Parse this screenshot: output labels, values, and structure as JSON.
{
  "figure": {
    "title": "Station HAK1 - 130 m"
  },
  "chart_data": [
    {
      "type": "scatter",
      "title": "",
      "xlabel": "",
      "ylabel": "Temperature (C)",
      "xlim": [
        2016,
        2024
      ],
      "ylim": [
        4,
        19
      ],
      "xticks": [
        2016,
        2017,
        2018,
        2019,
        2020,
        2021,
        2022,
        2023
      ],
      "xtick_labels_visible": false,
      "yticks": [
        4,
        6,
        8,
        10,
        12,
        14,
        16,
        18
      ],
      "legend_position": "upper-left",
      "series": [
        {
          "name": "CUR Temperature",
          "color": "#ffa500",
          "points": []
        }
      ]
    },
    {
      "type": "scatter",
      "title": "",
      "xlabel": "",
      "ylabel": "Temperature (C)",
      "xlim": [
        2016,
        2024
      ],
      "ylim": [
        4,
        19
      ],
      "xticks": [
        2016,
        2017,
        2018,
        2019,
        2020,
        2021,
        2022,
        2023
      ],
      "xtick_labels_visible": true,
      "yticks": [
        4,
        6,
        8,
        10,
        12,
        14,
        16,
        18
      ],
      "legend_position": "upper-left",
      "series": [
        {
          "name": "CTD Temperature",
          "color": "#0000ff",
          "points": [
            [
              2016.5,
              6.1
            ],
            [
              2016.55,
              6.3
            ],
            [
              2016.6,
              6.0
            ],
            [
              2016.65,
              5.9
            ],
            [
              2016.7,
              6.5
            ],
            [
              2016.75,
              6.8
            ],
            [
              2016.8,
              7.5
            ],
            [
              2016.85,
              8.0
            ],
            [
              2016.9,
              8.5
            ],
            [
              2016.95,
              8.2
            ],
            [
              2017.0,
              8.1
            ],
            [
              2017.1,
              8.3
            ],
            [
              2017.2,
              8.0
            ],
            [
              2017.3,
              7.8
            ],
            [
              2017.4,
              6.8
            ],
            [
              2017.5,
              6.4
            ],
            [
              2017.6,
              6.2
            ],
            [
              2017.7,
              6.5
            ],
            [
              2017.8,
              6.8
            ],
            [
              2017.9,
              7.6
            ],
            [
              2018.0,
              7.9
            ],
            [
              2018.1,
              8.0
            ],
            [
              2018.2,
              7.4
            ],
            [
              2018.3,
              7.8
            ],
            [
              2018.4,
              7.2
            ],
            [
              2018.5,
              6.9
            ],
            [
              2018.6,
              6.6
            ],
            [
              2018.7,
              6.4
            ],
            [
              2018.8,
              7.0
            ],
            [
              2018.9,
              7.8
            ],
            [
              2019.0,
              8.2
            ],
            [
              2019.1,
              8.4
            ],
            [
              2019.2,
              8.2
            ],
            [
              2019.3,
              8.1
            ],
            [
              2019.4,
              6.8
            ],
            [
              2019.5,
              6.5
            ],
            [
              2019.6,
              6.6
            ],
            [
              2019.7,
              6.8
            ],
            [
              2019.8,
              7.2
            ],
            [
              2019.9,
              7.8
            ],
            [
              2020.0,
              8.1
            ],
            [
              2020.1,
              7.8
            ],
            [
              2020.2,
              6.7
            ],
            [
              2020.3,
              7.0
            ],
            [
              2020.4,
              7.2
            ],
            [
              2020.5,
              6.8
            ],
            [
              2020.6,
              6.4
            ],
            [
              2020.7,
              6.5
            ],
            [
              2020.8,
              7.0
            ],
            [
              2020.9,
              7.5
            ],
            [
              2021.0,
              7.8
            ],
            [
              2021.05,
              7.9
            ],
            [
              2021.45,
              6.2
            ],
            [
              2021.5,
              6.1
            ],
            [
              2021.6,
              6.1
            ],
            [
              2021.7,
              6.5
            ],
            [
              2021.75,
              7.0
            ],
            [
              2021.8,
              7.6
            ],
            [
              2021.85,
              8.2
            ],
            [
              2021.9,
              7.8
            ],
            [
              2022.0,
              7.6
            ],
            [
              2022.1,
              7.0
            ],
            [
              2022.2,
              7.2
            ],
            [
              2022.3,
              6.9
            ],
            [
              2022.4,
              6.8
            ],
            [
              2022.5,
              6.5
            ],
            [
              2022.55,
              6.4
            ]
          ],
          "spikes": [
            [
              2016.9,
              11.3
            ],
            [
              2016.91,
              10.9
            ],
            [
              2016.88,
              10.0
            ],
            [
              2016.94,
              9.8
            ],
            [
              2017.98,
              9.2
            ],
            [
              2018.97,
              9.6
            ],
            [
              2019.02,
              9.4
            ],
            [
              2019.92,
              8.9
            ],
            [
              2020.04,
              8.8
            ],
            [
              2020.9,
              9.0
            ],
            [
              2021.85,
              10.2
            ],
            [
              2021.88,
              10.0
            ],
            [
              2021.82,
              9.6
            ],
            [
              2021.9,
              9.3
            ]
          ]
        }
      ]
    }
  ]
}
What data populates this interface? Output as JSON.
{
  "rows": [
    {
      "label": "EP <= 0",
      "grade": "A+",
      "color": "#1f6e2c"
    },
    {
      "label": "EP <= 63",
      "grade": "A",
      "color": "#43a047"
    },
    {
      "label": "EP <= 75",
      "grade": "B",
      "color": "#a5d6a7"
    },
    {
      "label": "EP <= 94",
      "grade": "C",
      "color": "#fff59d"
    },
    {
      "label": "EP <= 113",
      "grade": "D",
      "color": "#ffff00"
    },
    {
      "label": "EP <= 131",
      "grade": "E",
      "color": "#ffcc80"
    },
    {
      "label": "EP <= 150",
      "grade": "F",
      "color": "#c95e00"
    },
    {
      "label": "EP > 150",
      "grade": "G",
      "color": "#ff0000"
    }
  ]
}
---
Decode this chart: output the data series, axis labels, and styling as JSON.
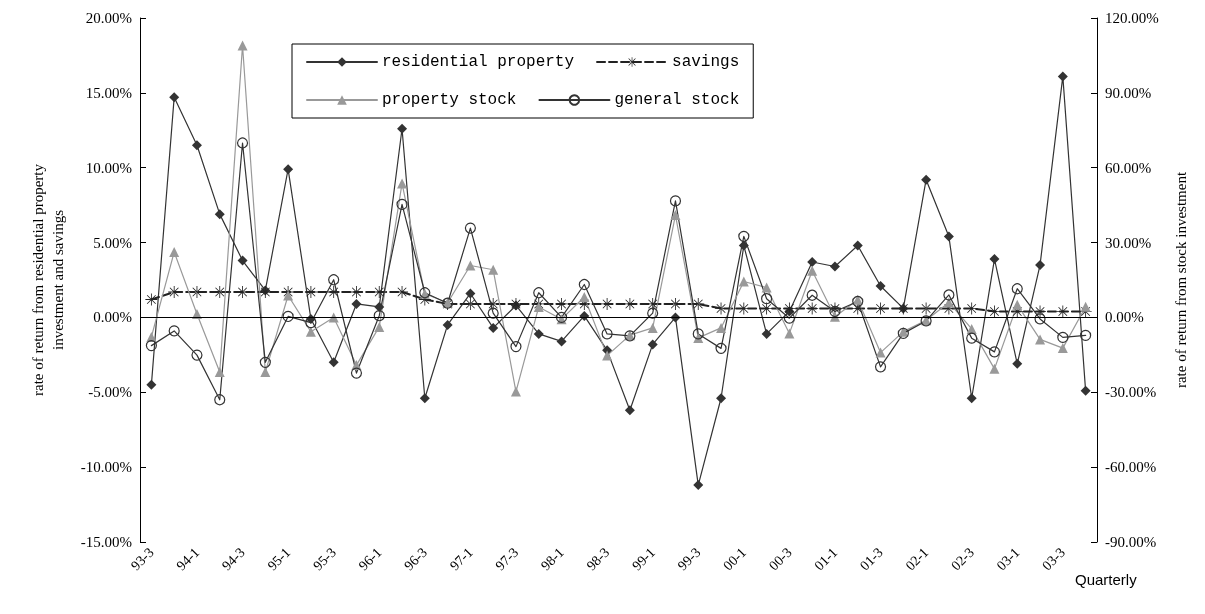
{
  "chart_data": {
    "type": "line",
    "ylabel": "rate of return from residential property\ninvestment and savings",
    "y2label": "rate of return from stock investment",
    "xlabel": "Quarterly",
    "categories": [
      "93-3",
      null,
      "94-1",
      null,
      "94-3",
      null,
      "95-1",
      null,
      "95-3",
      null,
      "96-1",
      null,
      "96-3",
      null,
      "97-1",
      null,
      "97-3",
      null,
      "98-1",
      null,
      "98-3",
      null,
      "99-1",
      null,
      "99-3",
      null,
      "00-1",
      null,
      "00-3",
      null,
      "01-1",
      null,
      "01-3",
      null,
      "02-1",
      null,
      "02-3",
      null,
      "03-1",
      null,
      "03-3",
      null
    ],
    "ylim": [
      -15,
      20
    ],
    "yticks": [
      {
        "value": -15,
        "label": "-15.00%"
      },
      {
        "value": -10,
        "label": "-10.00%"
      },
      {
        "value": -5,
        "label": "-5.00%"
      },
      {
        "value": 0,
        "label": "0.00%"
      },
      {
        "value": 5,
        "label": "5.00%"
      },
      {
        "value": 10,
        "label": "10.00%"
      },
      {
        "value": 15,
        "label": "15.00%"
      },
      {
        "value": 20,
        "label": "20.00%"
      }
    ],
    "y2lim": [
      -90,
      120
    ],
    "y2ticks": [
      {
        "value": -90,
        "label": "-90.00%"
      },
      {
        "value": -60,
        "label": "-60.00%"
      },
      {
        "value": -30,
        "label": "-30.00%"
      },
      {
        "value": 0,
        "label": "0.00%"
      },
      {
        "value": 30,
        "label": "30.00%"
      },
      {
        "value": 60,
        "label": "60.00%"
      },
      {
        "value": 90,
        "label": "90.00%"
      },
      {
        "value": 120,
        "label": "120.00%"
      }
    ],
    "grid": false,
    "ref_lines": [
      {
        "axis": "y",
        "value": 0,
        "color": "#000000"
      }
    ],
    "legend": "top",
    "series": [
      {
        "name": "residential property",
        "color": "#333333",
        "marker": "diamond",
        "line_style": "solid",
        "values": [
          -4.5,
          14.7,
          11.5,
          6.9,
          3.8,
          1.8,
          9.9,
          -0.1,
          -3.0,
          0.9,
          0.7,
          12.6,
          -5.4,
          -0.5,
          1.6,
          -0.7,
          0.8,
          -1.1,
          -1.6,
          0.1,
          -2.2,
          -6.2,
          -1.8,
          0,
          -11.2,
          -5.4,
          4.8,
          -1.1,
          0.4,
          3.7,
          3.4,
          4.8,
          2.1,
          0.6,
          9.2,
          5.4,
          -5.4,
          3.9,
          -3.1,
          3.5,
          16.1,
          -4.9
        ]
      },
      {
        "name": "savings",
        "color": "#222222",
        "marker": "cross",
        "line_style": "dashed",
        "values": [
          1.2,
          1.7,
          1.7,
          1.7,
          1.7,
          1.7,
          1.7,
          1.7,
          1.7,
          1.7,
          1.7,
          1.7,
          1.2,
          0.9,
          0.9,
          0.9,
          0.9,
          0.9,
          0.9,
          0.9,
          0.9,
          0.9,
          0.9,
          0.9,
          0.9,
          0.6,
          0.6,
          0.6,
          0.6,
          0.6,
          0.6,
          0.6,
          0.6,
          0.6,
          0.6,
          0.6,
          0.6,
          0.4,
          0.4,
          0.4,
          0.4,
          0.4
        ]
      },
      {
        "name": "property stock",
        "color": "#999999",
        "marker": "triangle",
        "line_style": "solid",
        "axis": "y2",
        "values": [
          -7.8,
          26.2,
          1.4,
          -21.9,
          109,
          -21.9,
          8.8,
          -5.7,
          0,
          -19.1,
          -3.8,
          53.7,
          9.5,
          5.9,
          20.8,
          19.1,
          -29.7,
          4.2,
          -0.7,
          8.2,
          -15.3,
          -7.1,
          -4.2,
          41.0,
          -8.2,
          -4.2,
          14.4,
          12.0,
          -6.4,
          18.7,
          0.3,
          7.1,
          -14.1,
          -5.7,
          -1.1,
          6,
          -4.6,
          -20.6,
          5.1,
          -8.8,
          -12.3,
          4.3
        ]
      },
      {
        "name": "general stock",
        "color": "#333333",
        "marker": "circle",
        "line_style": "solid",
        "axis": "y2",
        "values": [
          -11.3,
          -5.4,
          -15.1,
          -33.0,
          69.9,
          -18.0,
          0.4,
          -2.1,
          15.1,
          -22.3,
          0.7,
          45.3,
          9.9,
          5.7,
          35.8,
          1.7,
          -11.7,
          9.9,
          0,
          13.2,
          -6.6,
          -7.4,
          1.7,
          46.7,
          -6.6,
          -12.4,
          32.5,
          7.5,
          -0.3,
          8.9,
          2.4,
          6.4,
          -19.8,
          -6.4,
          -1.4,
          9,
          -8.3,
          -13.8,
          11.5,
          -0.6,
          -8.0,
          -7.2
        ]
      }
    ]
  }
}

**What you are asked to do:** Copy, from the material, each line that holds the string "this".

**Answer to the exercise:**
Parse this screenshot: output labels, values, and structure as JSON.
What data populates this interface? Output as JSON.
Decode this chart: output the data series, axis labels, and styling as JSON.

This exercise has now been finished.